Saved entries
====================
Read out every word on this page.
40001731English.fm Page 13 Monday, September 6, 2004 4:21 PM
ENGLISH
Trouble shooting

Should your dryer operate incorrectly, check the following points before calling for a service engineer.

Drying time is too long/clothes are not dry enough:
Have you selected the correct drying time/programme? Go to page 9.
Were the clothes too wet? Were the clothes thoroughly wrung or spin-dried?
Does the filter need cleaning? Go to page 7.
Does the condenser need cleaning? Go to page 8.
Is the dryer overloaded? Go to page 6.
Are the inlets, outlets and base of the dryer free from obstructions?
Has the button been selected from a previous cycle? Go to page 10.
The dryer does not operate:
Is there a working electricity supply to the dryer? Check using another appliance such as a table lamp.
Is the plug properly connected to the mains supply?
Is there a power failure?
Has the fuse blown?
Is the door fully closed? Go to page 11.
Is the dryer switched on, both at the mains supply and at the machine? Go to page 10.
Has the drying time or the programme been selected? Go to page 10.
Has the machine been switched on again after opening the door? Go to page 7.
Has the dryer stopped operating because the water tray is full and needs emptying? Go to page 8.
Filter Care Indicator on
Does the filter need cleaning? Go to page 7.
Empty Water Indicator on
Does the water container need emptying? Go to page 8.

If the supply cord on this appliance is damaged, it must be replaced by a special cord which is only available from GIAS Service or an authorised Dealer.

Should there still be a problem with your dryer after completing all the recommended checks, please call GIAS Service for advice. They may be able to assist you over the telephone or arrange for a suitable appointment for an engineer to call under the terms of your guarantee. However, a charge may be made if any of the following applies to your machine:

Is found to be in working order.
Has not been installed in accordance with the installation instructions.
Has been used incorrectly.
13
====================
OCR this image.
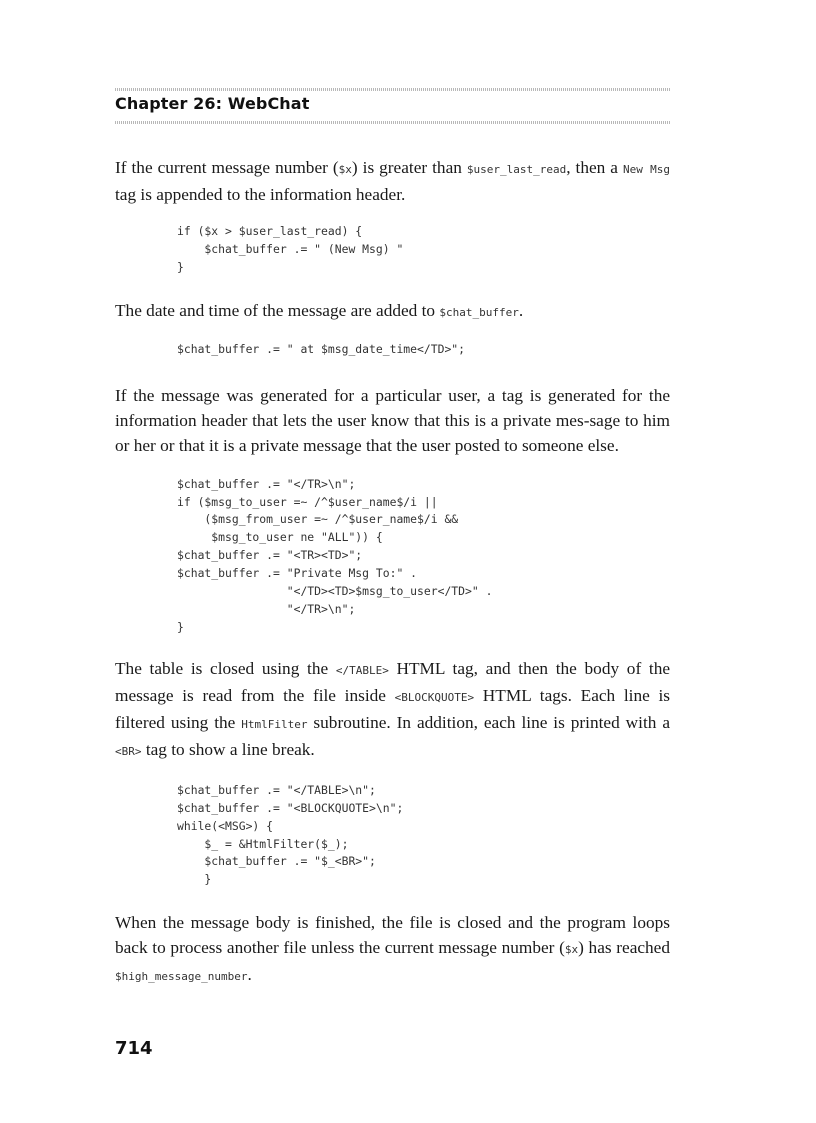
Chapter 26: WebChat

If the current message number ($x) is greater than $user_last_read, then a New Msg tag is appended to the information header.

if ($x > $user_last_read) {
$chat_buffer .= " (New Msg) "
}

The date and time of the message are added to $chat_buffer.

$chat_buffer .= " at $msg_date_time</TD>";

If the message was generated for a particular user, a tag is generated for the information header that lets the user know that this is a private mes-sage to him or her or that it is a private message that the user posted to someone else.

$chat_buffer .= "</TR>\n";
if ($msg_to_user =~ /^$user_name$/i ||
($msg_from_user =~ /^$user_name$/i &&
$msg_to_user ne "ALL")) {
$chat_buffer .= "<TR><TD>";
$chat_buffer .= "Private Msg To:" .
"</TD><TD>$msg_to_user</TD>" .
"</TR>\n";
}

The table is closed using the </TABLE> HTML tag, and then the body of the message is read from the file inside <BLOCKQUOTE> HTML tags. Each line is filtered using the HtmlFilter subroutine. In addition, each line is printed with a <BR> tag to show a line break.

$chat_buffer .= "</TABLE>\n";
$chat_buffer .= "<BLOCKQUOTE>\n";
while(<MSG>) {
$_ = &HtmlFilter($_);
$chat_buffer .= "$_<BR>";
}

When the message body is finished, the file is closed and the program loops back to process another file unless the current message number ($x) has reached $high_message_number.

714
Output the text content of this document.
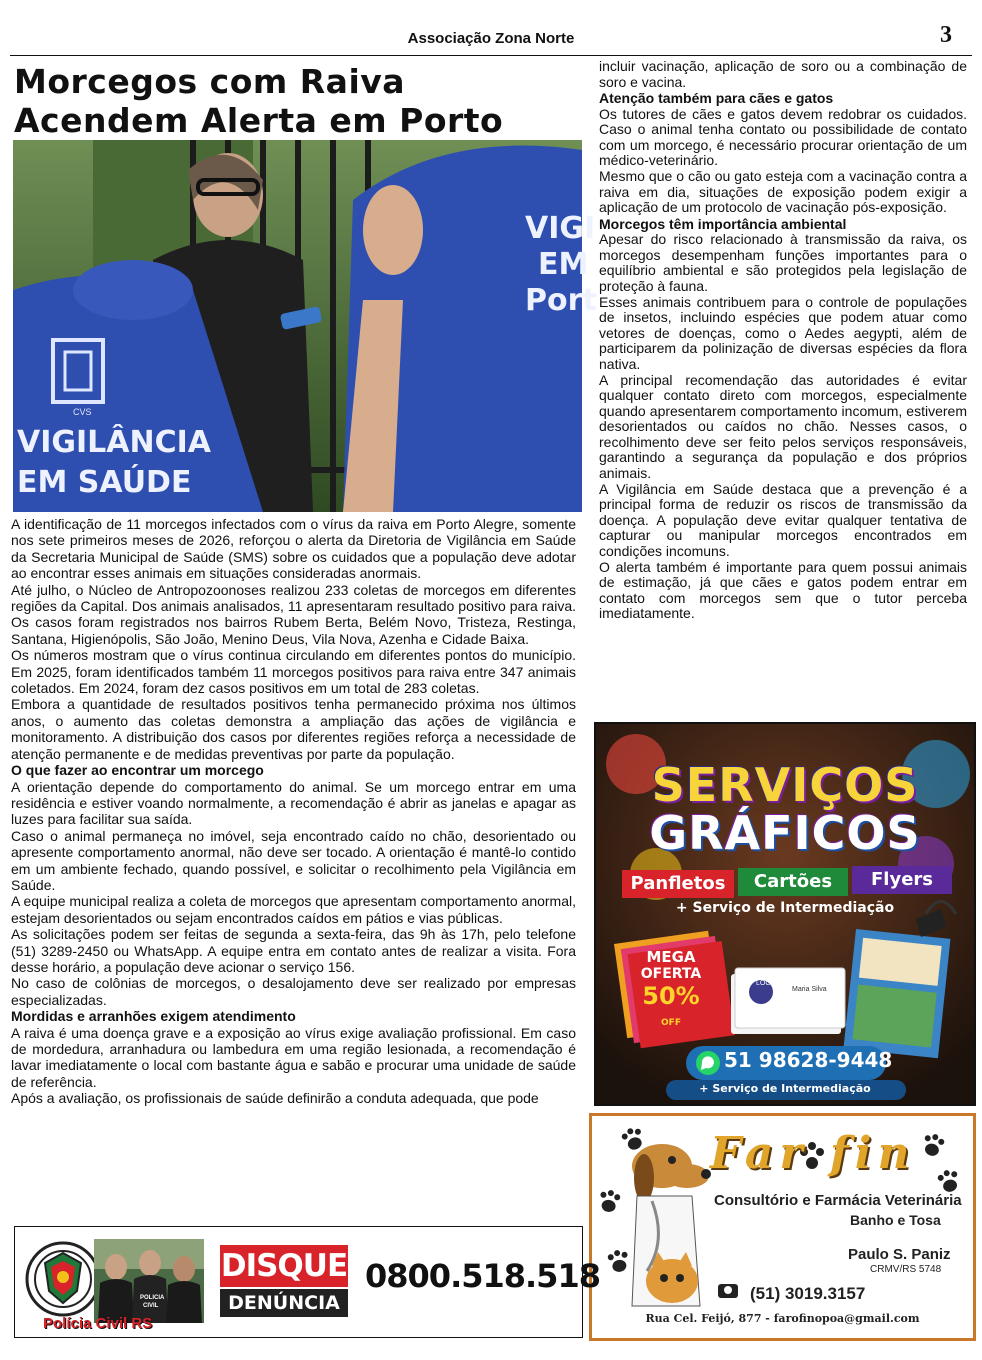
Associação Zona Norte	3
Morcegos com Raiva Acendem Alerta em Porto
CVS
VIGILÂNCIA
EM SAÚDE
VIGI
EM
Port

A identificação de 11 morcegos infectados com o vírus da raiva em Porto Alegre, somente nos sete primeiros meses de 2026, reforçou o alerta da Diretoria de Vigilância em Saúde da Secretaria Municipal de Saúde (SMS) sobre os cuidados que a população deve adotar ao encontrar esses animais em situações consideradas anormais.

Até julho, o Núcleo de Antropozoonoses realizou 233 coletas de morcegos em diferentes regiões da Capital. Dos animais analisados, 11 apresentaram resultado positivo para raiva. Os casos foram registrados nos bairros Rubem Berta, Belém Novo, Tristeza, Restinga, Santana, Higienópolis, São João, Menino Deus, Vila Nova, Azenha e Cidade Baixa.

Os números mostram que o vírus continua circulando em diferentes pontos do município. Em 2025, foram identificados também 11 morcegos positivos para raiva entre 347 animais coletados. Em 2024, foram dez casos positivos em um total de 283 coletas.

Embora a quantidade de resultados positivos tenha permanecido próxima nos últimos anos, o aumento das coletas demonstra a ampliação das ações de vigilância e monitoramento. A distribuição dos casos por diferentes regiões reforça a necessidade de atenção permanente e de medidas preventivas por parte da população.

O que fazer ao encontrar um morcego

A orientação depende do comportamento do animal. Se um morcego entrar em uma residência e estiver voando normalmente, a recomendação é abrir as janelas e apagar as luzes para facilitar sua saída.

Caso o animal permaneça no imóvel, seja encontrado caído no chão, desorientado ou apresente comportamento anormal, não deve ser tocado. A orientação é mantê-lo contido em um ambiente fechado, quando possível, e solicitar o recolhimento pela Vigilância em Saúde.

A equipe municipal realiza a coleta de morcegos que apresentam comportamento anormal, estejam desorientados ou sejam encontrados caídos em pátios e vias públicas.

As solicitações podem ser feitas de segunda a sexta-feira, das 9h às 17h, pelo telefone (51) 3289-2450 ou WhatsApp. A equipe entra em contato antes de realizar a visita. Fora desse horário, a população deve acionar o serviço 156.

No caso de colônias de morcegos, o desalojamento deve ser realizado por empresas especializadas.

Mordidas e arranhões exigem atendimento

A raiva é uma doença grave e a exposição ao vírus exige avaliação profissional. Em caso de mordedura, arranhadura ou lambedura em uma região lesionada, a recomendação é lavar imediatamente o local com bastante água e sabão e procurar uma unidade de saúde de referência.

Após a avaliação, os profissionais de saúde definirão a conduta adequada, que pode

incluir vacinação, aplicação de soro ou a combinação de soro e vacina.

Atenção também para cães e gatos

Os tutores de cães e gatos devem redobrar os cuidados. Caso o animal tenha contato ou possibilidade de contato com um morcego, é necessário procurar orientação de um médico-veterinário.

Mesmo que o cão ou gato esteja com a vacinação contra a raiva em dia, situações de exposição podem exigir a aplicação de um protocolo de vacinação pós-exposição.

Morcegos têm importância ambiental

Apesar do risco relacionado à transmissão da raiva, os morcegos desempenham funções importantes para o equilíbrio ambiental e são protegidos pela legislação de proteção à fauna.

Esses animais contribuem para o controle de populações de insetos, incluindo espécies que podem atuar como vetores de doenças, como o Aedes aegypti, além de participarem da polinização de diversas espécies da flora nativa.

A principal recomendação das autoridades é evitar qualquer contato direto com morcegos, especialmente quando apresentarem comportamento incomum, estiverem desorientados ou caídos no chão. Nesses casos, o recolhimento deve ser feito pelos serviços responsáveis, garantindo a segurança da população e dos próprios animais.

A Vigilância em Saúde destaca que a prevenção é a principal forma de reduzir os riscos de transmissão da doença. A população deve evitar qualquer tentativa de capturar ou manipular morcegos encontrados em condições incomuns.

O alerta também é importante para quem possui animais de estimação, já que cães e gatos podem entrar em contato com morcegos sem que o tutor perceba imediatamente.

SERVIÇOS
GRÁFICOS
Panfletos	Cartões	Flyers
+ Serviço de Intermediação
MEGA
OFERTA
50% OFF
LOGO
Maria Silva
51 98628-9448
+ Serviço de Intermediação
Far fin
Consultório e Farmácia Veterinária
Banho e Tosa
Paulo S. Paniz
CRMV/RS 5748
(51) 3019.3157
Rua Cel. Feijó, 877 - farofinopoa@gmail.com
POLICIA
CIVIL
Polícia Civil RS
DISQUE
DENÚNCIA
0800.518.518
====================
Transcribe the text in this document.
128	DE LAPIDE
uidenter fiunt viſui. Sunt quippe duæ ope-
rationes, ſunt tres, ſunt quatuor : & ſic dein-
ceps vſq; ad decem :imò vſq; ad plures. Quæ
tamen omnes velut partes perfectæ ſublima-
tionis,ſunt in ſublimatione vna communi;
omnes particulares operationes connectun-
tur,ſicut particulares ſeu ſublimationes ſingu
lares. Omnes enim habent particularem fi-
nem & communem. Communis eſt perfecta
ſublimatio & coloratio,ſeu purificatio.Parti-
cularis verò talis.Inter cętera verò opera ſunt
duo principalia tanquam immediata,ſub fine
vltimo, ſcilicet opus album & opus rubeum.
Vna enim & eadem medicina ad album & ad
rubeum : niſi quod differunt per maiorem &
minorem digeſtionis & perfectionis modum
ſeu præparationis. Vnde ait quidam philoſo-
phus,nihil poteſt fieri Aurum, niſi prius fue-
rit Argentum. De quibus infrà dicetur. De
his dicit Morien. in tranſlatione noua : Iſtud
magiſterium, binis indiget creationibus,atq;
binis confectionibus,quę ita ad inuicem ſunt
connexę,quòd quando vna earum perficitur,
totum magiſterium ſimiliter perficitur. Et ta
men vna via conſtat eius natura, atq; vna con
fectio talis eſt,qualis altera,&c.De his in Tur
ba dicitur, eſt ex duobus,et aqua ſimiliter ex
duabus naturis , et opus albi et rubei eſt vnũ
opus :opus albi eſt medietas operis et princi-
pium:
====================
**What to work on:** Count the lines in the records above that contain the word "with", and give only the number.

**Solution:** 3